■ Given instruction: Search the listing below for the string "Cooperative" and copy every line where it occurs.

Items from a data source:

=-=-=-=-=

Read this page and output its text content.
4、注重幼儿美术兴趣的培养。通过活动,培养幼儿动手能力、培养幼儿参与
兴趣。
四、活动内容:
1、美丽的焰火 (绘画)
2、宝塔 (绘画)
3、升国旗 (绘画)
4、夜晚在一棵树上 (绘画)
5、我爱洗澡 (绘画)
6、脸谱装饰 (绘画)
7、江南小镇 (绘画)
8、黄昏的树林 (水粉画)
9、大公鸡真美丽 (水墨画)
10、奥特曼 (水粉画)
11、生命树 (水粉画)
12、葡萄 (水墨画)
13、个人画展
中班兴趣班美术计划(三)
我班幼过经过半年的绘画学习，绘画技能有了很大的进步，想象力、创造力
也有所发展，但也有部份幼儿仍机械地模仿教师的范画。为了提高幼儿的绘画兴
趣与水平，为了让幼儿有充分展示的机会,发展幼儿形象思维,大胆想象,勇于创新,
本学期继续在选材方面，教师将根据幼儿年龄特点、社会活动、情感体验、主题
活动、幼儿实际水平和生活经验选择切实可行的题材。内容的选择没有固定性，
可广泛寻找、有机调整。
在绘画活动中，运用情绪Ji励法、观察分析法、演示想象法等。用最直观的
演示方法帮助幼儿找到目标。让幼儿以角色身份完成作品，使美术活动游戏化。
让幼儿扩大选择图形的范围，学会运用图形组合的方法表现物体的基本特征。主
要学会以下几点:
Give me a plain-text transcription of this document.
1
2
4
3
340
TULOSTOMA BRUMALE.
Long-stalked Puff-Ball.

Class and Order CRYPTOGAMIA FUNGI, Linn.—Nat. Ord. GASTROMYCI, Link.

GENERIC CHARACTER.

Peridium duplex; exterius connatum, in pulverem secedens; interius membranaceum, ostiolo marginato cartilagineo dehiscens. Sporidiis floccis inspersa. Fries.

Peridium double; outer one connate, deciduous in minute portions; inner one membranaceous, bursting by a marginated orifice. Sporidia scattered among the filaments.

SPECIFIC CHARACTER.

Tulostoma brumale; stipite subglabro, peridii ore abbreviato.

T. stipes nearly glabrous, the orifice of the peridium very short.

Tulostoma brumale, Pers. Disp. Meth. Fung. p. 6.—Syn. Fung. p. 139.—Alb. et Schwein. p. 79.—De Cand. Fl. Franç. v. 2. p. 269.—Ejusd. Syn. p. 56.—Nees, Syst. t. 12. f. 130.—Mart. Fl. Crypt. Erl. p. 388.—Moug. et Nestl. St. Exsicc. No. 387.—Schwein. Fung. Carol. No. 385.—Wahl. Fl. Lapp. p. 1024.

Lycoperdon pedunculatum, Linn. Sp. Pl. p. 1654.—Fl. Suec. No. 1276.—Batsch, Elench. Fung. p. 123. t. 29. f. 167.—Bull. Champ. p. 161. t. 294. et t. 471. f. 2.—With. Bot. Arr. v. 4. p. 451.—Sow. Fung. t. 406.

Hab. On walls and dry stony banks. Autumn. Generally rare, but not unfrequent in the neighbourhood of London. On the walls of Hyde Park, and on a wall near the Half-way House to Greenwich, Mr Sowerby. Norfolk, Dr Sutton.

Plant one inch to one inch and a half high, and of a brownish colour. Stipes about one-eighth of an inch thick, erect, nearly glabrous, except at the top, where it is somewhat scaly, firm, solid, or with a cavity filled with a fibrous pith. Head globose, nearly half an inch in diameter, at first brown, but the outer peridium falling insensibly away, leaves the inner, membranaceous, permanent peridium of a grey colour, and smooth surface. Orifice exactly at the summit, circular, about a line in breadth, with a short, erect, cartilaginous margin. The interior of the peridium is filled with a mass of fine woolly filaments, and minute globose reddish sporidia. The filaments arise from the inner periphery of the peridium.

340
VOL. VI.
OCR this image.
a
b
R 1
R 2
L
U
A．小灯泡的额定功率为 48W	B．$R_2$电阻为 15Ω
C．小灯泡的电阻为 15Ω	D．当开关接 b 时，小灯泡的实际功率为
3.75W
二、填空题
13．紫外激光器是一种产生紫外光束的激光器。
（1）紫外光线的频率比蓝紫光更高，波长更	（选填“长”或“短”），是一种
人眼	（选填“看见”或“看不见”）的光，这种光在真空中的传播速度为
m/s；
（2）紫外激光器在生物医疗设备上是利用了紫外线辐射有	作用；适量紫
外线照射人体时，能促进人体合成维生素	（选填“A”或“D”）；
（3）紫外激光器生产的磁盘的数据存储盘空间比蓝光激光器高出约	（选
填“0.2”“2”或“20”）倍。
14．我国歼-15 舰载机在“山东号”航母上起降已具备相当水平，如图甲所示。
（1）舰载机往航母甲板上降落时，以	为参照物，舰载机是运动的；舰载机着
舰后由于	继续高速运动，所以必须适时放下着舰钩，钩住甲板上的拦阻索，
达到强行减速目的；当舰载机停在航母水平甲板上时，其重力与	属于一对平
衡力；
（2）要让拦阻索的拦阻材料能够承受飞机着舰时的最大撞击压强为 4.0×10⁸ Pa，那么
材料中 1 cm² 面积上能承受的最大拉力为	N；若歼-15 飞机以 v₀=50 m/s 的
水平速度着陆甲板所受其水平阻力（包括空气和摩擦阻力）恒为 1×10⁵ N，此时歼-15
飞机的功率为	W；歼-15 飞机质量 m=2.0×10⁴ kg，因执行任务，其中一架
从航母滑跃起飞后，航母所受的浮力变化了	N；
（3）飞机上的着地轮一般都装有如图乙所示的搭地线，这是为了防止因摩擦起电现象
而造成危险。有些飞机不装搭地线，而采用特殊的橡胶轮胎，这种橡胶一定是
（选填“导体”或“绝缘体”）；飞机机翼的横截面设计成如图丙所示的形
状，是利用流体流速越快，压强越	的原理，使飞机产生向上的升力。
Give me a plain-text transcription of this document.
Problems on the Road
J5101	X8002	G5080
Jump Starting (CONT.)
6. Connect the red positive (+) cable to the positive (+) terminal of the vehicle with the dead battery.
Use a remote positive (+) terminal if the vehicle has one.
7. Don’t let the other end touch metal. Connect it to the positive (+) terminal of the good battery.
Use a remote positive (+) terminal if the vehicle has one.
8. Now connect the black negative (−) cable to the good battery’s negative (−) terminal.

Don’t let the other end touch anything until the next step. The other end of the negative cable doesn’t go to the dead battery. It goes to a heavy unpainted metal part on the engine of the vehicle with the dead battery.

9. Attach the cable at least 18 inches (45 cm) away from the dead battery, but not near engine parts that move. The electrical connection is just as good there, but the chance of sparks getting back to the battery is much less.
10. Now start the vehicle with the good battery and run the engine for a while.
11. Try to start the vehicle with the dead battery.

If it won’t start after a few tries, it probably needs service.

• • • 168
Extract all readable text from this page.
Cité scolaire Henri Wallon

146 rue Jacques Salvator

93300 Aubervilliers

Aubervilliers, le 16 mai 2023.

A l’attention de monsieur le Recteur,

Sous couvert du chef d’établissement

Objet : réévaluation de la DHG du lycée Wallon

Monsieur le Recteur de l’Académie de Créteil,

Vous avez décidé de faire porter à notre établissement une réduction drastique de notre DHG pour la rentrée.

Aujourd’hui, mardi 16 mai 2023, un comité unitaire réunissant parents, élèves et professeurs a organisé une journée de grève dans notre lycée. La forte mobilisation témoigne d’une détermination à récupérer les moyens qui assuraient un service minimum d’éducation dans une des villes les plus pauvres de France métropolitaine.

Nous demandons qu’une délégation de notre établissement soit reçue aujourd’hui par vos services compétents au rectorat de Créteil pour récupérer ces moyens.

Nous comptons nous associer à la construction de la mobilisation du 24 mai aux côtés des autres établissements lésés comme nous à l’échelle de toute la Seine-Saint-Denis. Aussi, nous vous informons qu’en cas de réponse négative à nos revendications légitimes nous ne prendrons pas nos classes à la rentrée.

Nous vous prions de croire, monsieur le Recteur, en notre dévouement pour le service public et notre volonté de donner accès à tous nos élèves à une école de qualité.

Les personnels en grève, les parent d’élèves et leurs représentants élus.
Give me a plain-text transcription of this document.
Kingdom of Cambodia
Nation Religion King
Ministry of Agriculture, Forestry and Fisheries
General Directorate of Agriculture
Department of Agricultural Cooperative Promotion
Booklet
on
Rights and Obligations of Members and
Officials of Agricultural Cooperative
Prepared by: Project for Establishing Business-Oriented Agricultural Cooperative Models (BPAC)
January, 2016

=-=-=-=-=

■ Complete output:
Department of Agricultural Cooperative Promotion
Officials of Agricultural Cooperative
Prepared by: Project for Establishing Business-Oriented Agricultural Cooperative Models (BPAC)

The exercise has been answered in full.